**Goal:**
Search the listing below for the string "soldi" and show each line that contains it.

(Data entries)

——

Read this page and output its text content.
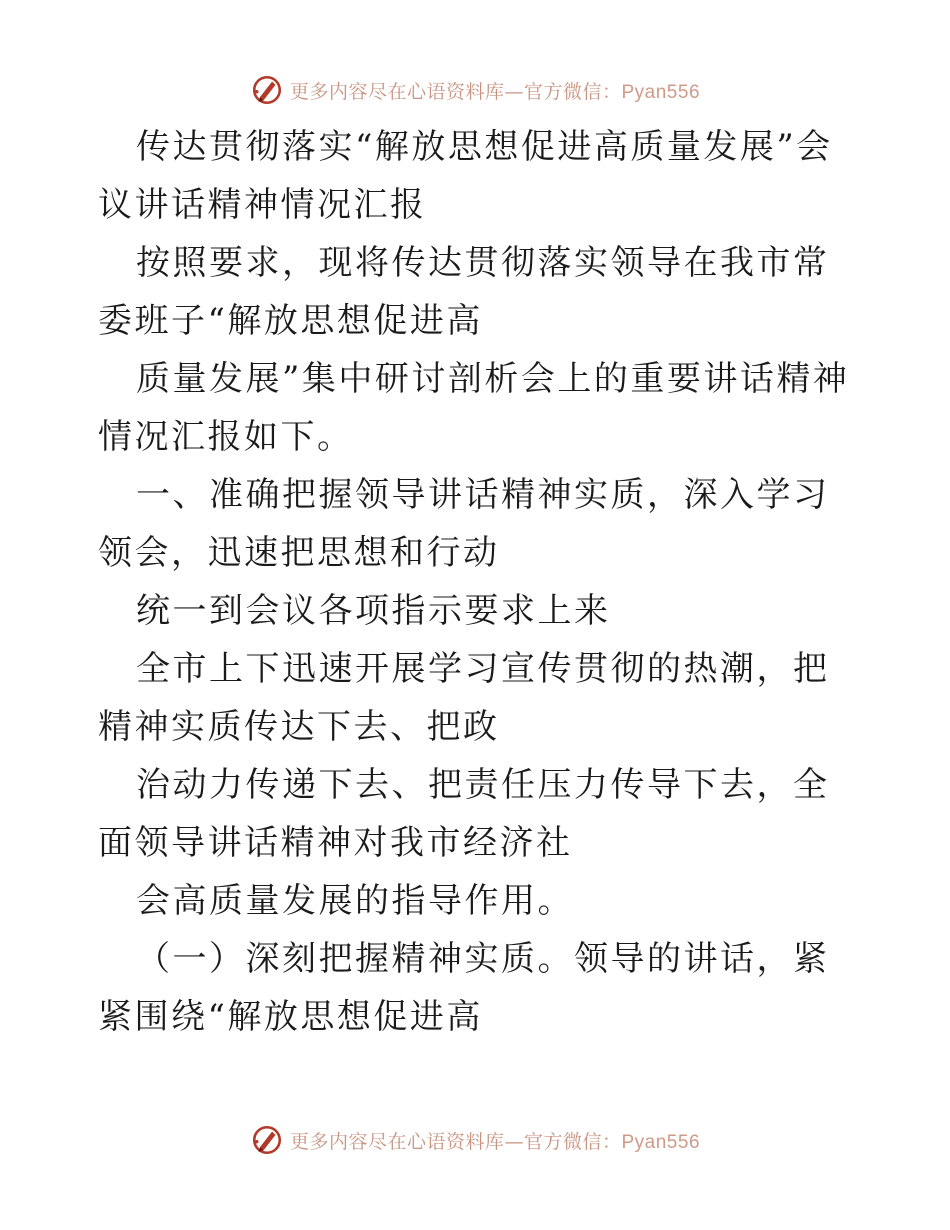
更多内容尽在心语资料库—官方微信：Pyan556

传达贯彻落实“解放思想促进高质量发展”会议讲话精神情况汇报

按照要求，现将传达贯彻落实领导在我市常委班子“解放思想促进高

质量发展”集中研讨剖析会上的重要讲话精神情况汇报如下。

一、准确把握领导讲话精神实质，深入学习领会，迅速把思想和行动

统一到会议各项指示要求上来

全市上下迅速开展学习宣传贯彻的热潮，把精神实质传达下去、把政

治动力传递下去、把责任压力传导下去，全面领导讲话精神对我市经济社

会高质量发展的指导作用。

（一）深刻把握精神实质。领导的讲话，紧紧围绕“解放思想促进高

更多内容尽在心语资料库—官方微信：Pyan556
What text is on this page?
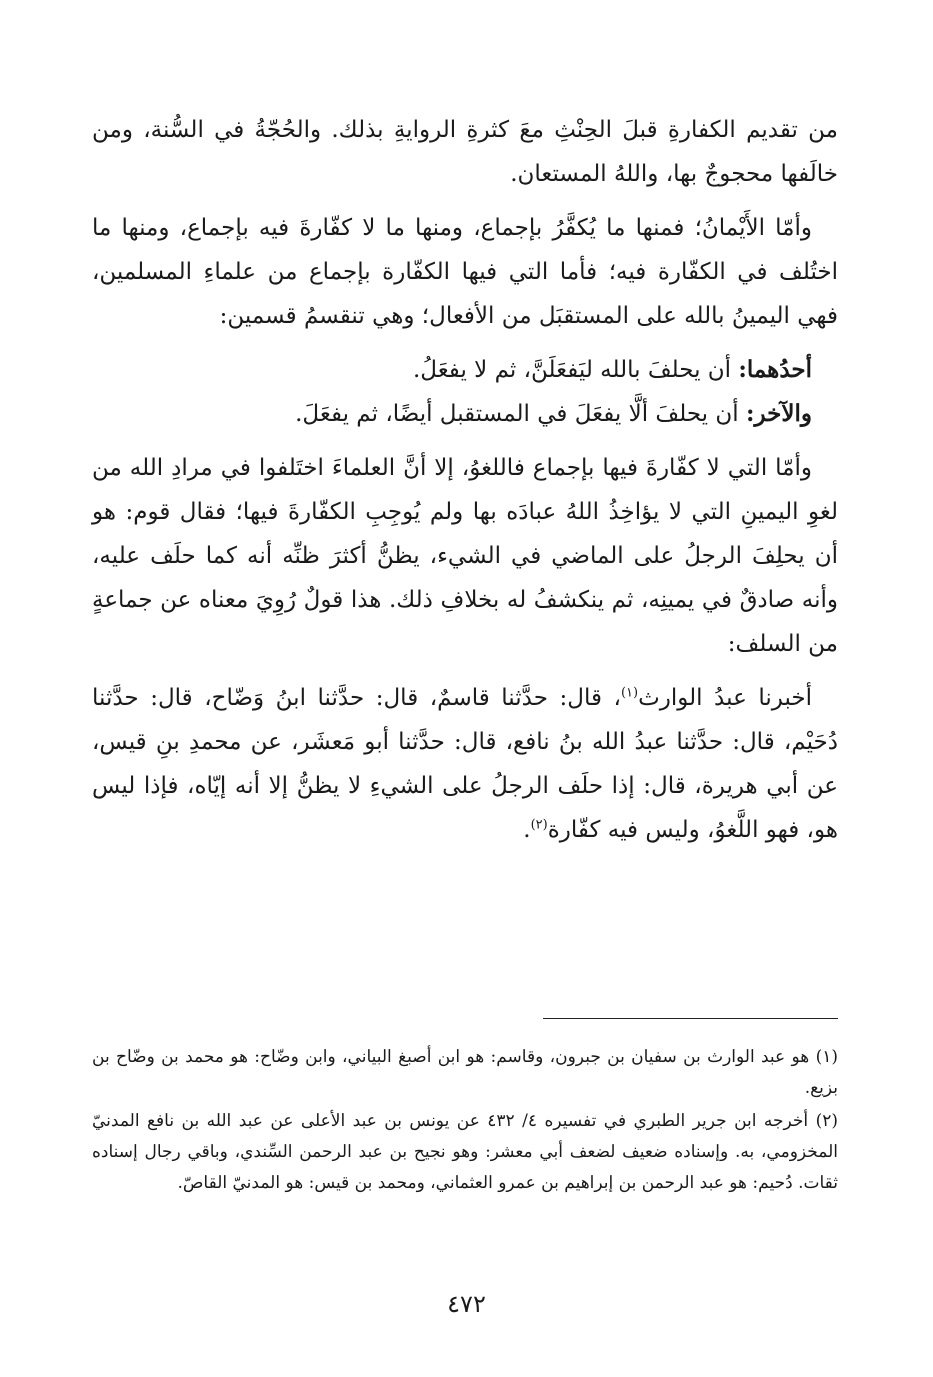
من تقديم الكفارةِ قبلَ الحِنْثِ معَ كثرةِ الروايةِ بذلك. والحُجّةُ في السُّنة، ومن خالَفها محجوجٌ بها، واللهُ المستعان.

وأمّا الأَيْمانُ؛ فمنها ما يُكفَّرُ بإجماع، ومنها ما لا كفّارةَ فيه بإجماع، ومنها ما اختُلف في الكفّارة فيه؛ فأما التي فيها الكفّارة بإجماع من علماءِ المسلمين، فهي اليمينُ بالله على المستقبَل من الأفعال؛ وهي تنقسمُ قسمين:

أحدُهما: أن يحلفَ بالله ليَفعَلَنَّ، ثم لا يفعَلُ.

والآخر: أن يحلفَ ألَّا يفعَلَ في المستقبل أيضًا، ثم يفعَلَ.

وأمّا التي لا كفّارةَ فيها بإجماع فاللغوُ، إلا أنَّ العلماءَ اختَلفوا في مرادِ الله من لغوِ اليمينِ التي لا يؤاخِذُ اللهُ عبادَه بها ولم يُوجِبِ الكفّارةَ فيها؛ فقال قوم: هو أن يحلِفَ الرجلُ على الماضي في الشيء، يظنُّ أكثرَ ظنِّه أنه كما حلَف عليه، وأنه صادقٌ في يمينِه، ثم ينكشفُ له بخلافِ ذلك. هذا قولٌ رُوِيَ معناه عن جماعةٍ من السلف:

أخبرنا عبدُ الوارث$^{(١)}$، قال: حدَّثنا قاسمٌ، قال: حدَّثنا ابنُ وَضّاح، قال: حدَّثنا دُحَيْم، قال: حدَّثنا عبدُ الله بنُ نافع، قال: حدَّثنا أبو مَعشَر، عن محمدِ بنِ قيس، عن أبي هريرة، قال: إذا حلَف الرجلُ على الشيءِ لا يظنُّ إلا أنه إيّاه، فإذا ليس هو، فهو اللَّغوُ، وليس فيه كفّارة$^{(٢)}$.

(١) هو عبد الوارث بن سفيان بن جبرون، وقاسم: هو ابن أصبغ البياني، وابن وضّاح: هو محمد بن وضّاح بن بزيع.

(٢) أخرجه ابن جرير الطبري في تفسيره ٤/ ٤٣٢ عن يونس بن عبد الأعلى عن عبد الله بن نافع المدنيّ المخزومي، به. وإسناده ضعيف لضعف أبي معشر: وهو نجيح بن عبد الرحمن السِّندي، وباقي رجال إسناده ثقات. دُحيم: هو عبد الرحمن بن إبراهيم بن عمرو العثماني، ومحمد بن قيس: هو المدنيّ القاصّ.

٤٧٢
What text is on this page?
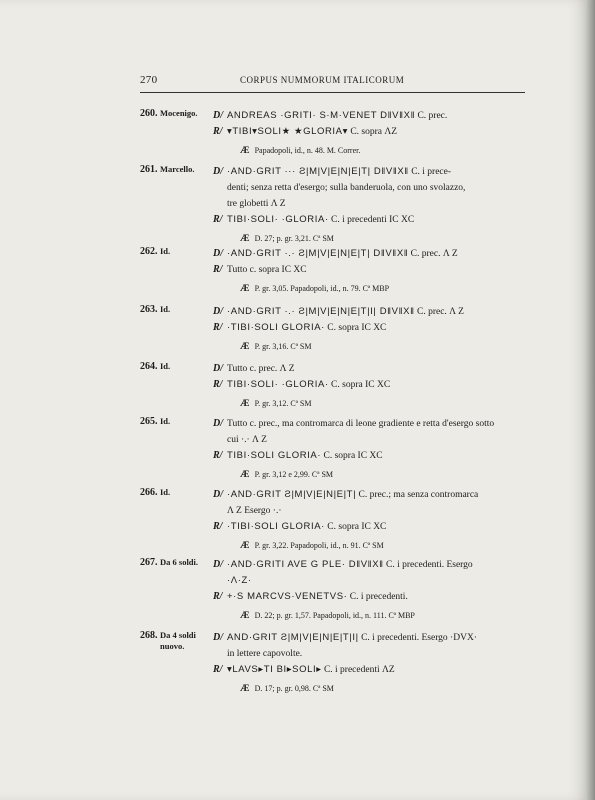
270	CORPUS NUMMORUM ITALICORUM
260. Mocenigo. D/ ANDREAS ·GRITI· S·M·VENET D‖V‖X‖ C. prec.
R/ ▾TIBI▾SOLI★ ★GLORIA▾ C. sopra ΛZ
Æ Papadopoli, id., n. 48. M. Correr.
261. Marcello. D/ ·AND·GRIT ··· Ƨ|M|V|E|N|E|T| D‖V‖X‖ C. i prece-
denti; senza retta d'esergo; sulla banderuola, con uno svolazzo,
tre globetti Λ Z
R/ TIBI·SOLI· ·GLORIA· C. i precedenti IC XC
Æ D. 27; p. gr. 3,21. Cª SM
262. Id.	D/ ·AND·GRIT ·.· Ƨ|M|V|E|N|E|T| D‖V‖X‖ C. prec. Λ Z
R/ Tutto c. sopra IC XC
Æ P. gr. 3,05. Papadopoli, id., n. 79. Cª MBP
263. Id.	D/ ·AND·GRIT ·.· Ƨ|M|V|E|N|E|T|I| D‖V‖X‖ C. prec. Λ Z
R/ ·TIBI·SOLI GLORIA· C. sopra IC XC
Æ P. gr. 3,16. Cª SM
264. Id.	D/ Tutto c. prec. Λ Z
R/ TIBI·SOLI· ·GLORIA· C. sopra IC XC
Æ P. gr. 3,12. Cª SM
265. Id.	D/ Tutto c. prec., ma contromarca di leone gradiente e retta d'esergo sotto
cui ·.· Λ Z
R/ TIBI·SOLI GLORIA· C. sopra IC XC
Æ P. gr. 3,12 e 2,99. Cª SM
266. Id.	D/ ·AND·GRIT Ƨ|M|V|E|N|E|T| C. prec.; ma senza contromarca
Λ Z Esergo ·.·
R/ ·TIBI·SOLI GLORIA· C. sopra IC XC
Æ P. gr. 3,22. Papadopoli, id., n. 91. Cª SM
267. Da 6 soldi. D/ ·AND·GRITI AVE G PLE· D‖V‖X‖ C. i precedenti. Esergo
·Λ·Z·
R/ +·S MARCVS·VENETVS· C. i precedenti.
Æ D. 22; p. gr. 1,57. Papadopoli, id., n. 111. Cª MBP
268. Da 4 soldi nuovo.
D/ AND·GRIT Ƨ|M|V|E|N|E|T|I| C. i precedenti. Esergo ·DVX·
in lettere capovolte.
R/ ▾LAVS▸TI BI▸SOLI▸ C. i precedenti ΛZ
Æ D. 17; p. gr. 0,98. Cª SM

——

**Answer for the task:**
267. Da 6 soldi. D/ ·AND·GRITI AVE G PLE· D‖V‖X‖ C. i precedenti. Esergo
268. Da 4 soldi nuovo.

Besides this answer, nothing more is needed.